** start of Task material **

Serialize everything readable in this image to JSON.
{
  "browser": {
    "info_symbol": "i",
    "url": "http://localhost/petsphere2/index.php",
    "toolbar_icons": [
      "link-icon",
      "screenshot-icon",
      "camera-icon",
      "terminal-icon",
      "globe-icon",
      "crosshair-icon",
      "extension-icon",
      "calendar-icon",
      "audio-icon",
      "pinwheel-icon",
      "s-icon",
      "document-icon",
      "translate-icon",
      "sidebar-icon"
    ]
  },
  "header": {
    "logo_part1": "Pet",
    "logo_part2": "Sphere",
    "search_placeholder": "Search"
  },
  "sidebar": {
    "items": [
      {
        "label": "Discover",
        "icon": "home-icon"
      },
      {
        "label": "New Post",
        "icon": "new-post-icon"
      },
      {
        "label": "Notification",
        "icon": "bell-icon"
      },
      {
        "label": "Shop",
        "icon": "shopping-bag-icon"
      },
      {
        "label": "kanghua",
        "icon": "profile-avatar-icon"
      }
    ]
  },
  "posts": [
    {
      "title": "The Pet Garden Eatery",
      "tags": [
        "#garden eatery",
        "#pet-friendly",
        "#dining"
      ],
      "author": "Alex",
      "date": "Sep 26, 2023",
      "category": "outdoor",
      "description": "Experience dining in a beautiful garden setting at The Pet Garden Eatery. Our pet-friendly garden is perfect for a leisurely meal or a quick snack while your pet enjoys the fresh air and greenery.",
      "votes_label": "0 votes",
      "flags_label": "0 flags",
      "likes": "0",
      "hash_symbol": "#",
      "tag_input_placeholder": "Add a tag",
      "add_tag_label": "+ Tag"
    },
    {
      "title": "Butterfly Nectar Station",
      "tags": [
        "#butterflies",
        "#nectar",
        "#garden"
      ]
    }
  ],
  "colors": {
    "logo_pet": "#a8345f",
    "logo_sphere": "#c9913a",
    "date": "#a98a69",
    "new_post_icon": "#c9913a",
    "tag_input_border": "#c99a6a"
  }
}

** end of Task material **

■ Required work: From the records, copy every line that has the string "dining" in it.

■ The completed task:
        "#dining"
      "description": "Experience dining in a beautiful garden setting at The Pet Garden Eatery. Our pet-friendly garden is perfect for a leisurely meal or a quick snack while your pet enjoys the fresh air and greenery.",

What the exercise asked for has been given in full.